- TASK TO COMPLETE -
Each record below should be repeated precisely as written.

- EXERCISE MATERIAL -
-=-=-
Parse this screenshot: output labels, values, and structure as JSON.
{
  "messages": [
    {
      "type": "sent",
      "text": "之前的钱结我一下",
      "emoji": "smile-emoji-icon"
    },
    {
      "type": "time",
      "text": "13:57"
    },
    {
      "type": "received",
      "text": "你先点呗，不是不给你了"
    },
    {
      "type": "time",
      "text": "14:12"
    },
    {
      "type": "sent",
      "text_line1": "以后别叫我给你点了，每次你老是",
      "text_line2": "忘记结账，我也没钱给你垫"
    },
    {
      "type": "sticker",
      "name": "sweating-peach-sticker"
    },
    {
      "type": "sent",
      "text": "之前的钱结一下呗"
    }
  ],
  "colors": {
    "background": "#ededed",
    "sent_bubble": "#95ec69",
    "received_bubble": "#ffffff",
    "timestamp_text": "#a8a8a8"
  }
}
-=-=-
- ANSWER TO THIS EXERCISE -
Parse this screenshot: output labels, values, and structure as JSON.
{
  "messages": [
    {
      "type": "sent",
      "text": "之前的钱结我一下",
      "emoji": "smile-emoji-icon"
    },
    {
      "type": "time",
      "text": "13:57"
    },
    {
      "type": "received",
      "text": "你先点呗，不是不给你了"
    },
    {
      "type": "time",
      "text": "14:12"
    },
    {
      "type": "sent",
      "text_line1": "以后别叫我给你点了，每次你老是",
      "text_line2": "忘记结账，我也没钱给你垫"
    },
    {
      "type": "sticker",
      "name": "sweating-peach-sticker"
    },
    {
      "type": "sent",
      "text": "之前的钱结一下呗"
    }
  ],
  "colors": {
    "background": "#ededed",
    "sent_bubble": "#95ec69",
    "received_bubble": "#ffffff",
    "timestamp_text": "#a8a8a8"
  }
}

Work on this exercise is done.